> **THE PROBLEM**:
All of the entries need to be written out again, exactly as they are.

> **EXERCISE MATERIALS**:
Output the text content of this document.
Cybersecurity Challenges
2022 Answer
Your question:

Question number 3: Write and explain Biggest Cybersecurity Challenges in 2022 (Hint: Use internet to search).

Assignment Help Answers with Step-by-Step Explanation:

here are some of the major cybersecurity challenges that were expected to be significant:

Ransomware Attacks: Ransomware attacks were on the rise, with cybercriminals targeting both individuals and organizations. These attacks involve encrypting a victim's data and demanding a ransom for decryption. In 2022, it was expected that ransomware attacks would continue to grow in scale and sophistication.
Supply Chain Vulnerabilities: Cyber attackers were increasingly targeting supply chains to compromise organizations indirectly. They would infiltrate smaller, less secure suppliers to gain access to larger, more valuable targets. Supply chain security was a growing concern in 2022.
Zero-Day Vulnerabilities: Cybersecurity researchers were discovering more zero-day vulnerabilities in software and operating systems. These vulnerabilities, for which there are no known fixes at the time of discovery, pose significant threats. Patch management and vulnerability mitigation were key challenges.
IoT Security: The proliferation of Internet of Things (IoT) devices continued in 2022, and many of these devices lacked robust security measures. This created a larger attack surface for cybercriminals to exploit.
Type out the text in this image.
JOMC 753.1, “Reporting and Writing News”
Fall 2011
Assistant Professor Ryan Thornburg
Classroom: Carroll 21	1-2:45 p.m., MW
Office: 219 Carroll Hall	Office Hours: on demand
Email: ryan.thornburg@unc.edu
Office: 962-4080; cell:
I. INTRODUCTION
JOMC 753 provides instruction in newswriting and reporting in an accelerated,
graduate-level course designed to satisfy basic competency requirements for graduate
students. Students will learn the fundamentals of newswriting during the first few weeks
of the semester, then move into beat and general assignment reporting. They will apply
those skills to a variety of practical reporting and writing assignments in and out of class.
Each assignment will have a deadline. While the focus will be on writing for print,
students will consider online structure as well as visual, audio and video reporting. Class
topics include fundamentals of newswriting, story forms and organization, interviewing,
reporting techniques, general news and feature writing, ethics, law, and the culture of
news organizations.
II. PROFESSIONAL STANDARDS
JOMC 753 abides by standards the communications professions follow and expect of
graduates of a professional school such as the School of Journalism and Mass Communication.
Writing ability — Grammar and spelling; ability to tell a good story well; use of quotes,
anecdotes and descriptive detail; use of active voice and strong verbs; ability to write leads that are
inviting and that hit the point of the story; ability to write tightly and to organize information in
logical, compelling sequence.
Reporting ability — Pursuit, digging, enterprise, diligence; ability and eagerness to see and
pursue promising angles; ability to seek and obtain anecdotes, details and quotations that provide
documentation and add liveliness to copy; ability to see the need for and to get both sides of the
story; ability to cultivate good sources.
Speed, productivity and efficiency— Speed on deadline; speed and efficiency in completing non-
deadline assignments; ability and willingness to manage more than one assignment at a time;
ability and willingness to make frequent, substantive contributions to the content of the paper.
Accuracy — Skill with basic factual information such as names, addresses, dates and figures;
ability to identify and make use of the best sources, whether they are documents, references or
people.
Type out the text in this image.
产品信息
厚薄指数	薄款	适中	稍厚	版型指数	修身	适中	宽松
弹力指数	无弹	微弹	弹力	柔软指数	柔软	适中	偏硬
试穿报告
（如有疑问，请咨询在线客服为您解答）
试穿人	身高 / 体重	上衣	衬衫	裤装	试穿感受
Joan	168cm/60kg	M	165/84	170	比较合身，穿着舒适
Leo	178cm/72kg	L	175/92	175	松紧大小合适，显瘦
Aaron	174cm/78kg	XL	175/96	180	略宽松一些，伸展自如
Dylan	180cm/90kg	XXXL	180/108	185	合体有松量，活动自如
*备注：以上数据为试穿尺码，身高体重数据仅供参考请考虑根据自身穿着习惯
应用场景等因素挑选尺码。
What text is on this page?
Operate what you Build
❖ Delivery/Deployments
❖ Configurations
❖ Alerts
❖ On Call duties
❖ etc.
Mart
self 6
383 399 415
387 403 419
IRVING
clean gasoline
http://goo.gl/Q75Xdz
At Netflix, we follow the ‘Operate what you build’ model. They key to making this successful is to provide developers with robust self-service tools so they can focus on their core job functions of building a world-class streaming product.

> **WRITTEN SOLUTION**:
Output the text content of this document.
Cybersecurity Challenges
2022 Answer
Your question:

Question number 3: Write and explain Biggest Cybersecurity Challenges in 2022 (Hint: Use internet to search).

Assignment Help Answers with Step-by-Step Explanation:

here are some of the major cybersecurity challenges that were expected to be significant:

Ransomware Attacks: Ransomware attacks were on the rise, with cybercriminals targeting both individuals and organizations. These attacks involve encrypting a victim's data and demanding a ransom for decryption. In 2022, it was expected that ransomware attacks would continue to grow in scale and sophistication.
Supply Chain Vulnerabilities: Cyber attackers were increasingly targeting supply chains to compromise organizations indirectly. They would infiltrate smaller, less secure suppliers to gain access to larger, more valuable targets. Supply chain security was a growing concern in 2022.
Zero-Day Vulnerabilities: Cybersecurity researchers were discovering more zero-day vulnerabilities in software and operating systems. These vulnerabilities, for which there are no known fixes at the time of discovery, pose significant threats. Patch management and vulnerability mitigation were key challenges.
IoT Security: The proliferation of Internet of Things (IoT) devices continued in 2022, and many of these devices lacked robust security measures. This created a larger attack surface for cybercriminals to exploit.
Type out the text in this image.
JOMC 753.1, “Reporting and Writing News”
Fall 2011
Assistant Professor Ryan Thornburg
Classroom: Carroll 21	1-2:45 p.m., MW
Office: 219 Carroll Hall	Office Hours: on demand
Email: ryan.thornburg@unc.edu
Office: 962-4080; cell:
I. INTRODUCTION
JOMC 753 provides instruction in newswriting and reporting in an accelerated,
graduate-level course designed to satisfy basic competency requirements for graduate
students. Students will learn the fundamentals of newswriting during the first few weeks
of the semester, then move into beat and general assignment reporting. They will apply
those skills to a variety of practical reporting and writing assignments in and out of class.
Each assignment will have a deadline. While the focus will be on writing for print,
students will consider online structure as well as visual, audio and video reporting. Class
topics include fundamentals of newswriting, story forms and organization, interviewing,
reporting techniques, general news and feature writing, ethics, law, and the culture of
news organizations.
II. PROFESSIONAL STANDARDS
JOMC 753 abides by standards the communications professions follow and expect of
graduates of a professional school such as the School of Journalism and Mass Communication.
Writing ability — Grammar and spelling; ability to tell a good story well; use of quotes,
anecdotes and descriptive detail; use of active voice and strong verbs; ability to write leads that are
inviting and that hit the point of the story; ability to write tightly and to organize information in
logical, compelling sequence.
Reporting ability — Pursuit, digging, enterprise, diligence; ability and eagerness to see and
pursue promising angles; ability to seek and obtain anecdotes, details and quotations that provide
documentation and add liveliness to copy; ability to see the need for and to get both sides of the
story; ability to cultivate good sources.
Speed, productivity and efficiency— Speed on deadline; speed and efficiency in completing non-
deadline assignments; ability and willingness to manage more than one assignment at a time;
ability and willingness to make frequent, substantive contributions to the content of the paper.
Accuracy — Skill with basic factual information such as names, addresses, dates and figures;
ability to identify and make use of the best sources, whether they are documents, references or
people.
Type out the text in this image.
产品信息
厚薄指数	薄款	适中	稍厚	版型指数	修身	适中	宽松
弹力指数	无弹	微弹	弹力	柔软指数	柔软	适中	偏硬
试穿报告
（如有疑问，请咨询在线客服为您解答）
试穿人	身高 / 体重	上衣	衬衫	裤装	试穿感受
Joan	168cm/60kg	M	165/84	170	比较合身，穿着舒适
Leo	178cm/72kg	L	175/92	175	松紧大小合适，显瘦
Aaron	174cm/78kg	XL	175/96	180	略宽松一些，伸展自如
Dylan	180cm/90kg	XXXL	180/108	185	合体有松量，活动自如
*备注：以上数据为试穿尺码，身高体重数据仅供参考请考虑根据自身穿着习惯
应用场景等因素挑选尺码。
What text is on this page?
Operate what you Build
❖ Delivery/Deployments
❖ Configurations
❖ Alerts
❖ On Call duties
❖ etc.
Mart
self 6
383 399 415
387 403 419
IRVING
clean gasoline
http://goo.gl/Q75Xdz
At Netflix, we follow the ‘Operate what you build’ model. They key to making this successful is to provide developers with robust self-service tools so they can focus on their core job functions of building a world-class streaming product.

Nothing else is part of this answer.